**What to work on**
The records are to be restated in their entirety, word for word.

──────── Data section

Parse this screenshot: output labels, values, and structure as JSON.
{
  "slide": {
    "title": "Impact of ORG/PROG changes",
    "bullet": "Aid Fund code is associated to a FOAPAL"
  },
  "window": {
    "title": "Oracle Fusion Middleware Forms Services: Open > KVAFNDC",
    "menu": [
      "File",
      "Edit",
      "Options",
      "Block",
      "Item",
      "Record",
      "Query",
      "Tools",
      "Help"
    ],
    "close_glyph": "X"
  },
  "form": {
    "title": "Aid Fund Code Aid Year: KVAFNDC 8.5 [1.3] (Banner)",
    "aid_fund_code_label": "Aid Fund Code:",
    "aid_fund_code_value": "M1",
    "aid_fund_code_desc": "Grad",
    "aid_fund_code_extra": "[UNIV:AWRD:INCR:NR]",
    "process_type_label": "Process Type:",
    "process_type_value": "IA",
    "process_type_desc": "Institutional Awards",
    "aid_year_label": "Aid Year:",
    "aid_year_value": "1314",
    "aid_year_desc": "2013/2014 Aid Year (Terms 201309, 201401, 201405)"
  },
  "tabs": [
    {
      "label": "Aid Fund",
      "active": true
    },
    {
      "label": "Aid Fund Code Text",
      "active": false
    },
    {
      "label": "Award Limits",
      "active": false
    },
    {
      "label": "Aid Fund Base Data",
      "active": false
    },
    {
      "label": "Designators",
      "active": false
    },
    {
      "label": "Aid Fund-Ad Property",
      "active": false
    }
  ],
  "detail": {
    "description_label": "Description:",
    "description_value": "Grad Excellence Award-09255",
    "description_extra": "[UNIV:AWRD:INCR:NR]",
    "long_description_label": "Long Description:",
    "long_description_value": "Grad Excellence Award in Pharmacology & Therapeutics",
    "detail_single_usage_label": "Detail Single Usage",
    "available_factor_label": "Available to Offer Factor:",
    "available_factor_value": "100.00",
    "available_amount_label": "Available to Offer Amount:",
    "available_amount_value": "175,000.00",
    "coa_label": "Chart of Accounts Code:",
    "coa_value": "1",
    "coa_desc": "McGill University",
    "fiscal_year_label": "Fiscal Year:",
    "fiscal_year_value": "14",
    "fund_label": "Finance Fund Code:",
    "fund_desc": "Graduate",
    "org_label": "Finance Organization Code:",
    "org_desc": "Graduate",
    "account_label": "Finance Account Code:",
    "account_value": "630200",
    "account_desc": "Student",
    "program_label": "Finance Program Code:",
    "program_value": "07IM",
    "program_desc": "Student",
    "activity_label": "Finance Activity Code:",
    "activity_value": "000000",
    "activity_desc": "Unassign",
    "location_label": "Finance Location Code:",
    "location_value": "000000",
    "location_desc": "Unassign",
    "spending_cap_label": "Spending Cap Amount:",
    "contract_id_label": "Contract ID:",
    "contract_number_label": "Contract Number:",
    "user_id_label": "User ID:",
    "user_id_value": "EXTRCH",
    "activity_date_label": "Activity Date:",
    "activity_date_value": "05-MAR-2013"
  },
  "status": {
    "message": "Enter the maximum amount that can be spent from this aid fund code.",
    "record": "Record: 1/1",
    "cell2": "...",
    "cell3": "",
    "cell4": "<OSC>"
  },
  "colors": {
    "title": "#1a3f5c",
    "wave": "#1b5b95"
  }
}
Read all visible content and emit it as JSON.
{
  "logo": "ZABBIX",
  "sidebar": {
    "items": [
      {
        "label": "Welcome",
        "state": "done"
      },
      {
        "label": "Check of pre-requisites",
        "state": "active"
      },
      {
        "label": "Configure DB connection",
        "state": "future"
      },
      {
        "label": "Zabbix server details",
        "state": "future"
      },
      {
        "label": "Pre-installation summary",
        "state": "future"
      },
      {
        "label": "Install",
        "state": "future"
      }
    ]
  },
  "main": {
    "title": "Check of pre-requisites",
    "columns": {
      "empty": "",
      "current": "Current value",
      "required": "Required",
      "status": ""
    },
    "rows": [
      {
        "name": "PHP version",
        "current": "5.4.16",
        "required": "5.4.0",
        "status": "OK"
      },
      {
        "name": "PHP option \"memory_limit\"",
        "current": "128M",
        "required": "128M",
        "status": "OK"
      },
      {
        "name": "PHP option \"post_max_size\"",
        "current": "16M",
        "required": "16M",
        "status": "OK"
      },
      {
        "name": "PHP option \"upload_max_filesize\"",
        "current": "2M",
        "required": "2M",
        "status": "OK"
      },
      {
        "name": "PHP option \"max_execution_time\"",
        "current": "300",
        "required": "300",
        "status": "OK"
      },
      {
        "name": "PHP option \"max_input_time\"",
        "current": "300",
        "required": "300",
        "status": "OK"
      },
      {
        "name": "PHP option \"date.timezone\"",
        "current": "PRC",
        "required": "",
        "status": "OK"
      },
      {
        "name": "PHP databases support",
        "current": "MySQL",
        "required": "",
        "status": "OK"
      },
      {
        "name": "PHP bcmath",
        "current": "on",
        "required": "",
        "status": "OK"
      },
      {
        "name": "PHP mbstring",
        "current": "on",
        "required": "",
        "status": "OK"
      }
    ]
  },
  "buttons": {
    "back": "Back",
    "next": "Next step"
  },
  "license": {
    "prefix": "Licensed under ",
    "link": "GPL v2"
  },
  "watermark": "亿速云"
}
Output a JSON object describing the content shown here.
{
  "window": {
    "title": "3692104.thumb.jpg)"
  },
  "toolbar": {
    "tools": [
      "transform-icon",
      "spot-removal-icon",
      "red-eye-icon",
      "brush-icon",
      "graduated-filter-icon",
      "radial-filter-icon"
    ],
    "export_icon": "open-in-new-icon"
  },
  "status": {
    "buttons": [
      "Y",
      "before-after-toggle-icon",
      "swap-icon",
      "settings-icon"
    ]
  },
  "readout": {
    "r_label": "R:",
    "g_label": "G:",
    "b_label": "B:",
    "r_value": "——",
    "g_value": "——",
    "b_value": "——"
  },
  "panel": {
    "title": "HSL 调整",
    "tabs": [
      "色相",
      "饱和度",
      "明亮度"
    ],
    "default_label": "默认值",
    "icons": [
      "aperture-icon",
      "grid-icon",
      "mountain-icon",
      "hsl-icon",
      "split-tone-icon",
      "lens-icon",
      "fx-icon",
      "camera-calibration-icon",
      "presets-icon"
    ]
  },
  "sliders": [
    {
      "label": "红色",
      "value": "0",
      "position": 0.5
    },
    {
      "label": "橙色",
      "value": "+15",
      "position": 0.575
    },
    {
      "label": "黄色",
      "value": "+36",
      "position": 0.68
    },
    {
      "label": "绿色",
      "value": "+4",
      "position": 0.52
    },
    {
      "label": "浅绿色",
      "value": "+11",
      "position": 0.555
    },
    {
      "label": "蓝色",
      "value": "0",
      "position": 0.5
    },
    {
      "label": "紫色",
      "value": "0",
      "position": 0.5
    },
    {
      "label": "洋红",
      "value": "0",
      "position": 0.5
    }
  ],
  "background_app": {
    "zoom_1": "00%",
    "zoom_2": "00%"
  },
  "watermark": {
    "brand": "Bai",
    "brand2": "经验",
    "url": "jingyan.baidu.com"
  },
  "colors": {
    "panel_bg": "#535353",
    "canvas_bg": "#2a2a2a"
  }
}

────────────────

**Written reply**
Parse this screenshot: output labels, values, and structure as JSON.
{
  "slide": {
    "title": "Impact of ORG/PROG changes",
    "bullet": "Aid Fund code is associated to a FOAPAL"
  },
  "window": {
    "title": "Oracle Fusion Middleware Forms Services: Open > KVAFNDC",
    "menu": [
      "File",
      "Edit",
      "Options",
      "Block",
      "Item",
      "Record",
      "Query",
      "Tools",
      "Help"
    ],
    "close_glyph": "X"
  },
  "form": {
    "title": "Aid Fund Code Aid Year: KVAFNDC 8.5 [1.3] (Banner)",
    "aid_fund_code_label": "Aid Fund Code:",
    "aid_fund_code_value": "M1",
    "aid_fund_code_desc": "Grad",
    "aid_fund_code_extra": "[UNIV:AWRD:INCR:NR]",
    "process_type_label": "Process Type:",
    "process_type_value": "IA",
    "process_type_desc": "Institutional Awards",
    "aid_year_label": "Aid Year:",
    "aid_year_value": "1314",
    "aid_year_desc": "2013/2014 Aid Year (Terms 201309, 201401, 201405)"
  },
  "tabs": [
    {
      "label": "Aid Fund",
      "active": true
    },
    {
      "label": "Aid Fund Code Text",
      "active": false
    },
    {
      "label": "Award Limits",
      "active": false
    },
    {
      "label": "Aid Fund Base Data",
      "active": false
    },
    {
      "label": "Designators",
      "active": false
    },
    {
      "label": "Aid Fund-Ad Property",
      "active": false
    }
  ],
  "detail": {
    "description_label": "Description:",
    "description_value": "Grad Excellence Award-09255",
    "description_extra": "[UNIV:AWRD:INCR:NR]",
    "long_description_label": "Long Description:",
    "long_description_value": "Grad Excellence Award in Pharmacology & Therapeutics",
    "detail_single_usage_label": "Detail Single Usage",
    "available_factor_label": "Available to Offer Factor:",
    "available_factor_value": "100.00",
    "available_amount_label": "Available to Offer Amount:",
    "available_amount_value": "175,000.00",
    "coa_label": "Chart of Accounts Code:",
    "coa_value": "1",
    "coa_desc": "McGill University",
    "fiscal_year_label": "Fiscal Year:",
    "fiscal_year_value": "14",
    "fund_label": "Finance Fund Code:",
    "fund_desc": "Graduate",
    "org_label": "Finance Organization Code:",
    "org_desc": "Graduate",
    "account_label": "Finance Account Code:",
    "account_value": "630200",
    "account_desc": "Student",
    "program_label": "Finance Program Code:",
    "program_value": "07IM",
    "program_desc": "Student",
    "activity_label": "Finance Activity Code:",
    "activity_value": "000000",
    "activity_desc": "Unassign",
    "location_label": "Finance Location Code:",
    "location_value": "000000",
    "location_desc": "Unassign",
    "spending_cap_label": "Spending Cap Amount:",
    "contract_id_label": "Contract ID:",
    "contract_number_label": "Contract Number:",
    "user_id_label": "User ID:",
    "user_id_value": "EXTRCH",
    "activity_date_label": "Activity Date:",
    "activity_date_value": "05-MAR-2013"
  },
  "status": {
    "message": "Enter the maximum amount that can be spent from this aid fund code.",
    "record": "Record: 1/1",
    "cell2": "...",
    "cell3": "",
    "cell4": "<OSC>"
  },
  "colors": {
    "title": "#1a3f5c",
    "wave": "#1b5b95"
  }
}
Read all visible content and emit it as JSON.
{
  "logo": "ZABBIX",
  "sidebar": {
    "items": [
      {
        "label": "Welcome",
        "state": "done"
      },
      {
        "label": "Check of pre-requisites",
        "state": "active"
      },
      {
        "label": "Configure DB connection",
        "state": "future"
      },
      {
        "label": "Zabbix server details",
        "state": "future"
      },
      {
        "label": "Pre-installation summary",
        "state": "future"
      },
      {
        "label": "Install",
        "state": "future"
      }
    ]
  },
  "main": {
    "title": "Check of pre-requisites",
    "columns": {
      "empty": "",
      "current": "Current value",
      "required": "Required",
      "status": ""
    },
    "rows": [
      {
        "name": "PHP version",
        "current": "5.4.16",
        "required": "5.4.0",
        "status": "OK"
      },
      {
        "name": "PHP option \"memory_limit\"",
        "current": "128M",
        "required": "128M",
        "status": "OK"
      },
      {
        "name": "PHP option \"post_max_size\"",
        "current": "16M",
        "required": "16M",
        "status": "OK"
      },
      {
        "name": "PHP option \"upload_max_filesize\"",
        "current": "2M",
        "required": "2M",
        "status": "OK"
      },
      {
        "name": "PHP option \"max_execution_time\"",
        "current": "300",
        "required": "300",
        "status": "OK"
      },
      {
        "name": "PHP option \"max_input_time\"",
        "current": "300",
        "required": "300",
        "status": "OK"
      },
      {
        "name": "PHP option \"date.timezone\"",
        "current": "PRC",
        "required": "",
        "status": "OK"
      },
      {
        "name": "PHP databases support",
        "current": "MySQL",
        "required": "",
        "status": "OK"
      },
      {
        "name": "PHP bcmath",
        "current": "on",
        "required": "",
        "status": "OK"
      },
      {
        "name": "PHP mbstring",
        "current": "on",
        "required": "",
        "status": "OK"
      }
    ]
  },
  "buttons": {
    "back": "Back",
    "next": "Next step"
  },
  "license": {
    "prefix": "Licensed under ",
    "link": "GPL v2"
  },
  "watermark": "亿速云"
}
Output a JSON object describing the content shown here.
{
  "window": {
    "title": "3692104.thumb.jpg)"
  },
  "toolbar": {
    "tools": [
      "transform-icon",
      "spot-removal-icon",
      "red-eye-icon",
      "brush-icon",
      "graduated-filter-icon",
      "radial-filter-icon"
    ],
    "export_icon": "open-in-new-icon"
  },
  "status": {
    "buttons": [
      "Y",
      "before-after-toggle-icon",
      "swap-icon",
      "settings-icon"
    ]
  },
  "readout": {
    "r_label": "R:",
    "g_label": "G:",
    "b_label": "B:",
    "r_value": "——",
    "g_value": "——",
    "b_value": "——"
  },
  "panel": {
    "title": "HSL 调整",
    "tabs": [
      "色相",
      "饱和度",
      "明亮度"
    ],
    "default_label": "默认值",
    "icons": [
      "aperture-icon",
      "grid-icon",
      "mountain-icon",
      "hsl-icon",
      "split-tone-icon",
      "lens-icon",
      "fx-icon",
      "camera-calibration-icon",
      "presets-icon"
    ]
  },
  "sliders": [
    {
      "label": "红色",
      "value": "0",
      "position": 0.5
    },
    {
      "label": "橙色",
      "value": "+15",
      "position": 0.575
    },
    {
      "label": "黄色",
      "value": "+36",
      "position": 0.68
    },
    {
      "label": "绿色",
      "value": "+4",
      "position": 0.52
    },
    {
      "label": "浅绿色",
      "value": "+11",
      "position": 0.555
    },
    {
      "label": "蓝色",
      "value": "0",
      "position": 0.5
    },
    {
      "label": "紫色",
      "value": "0",
      "position": 0.5
    },
    {
      "label": "洋红",
      "value": "0",
      "position": 0.5
    }
  ],
  "background_app": {
    "zoom_1": "00%",
    "zoom_2": "00%"
  },
  "watermark": {
    "brand": "Bai",
    "brand2": "经验",
    "url": "jingyan.baidu.com"
  },
  "colors": {
    "panel_bg": "#535353",
    "canvas_bg": "#2a2a2a"
  }
}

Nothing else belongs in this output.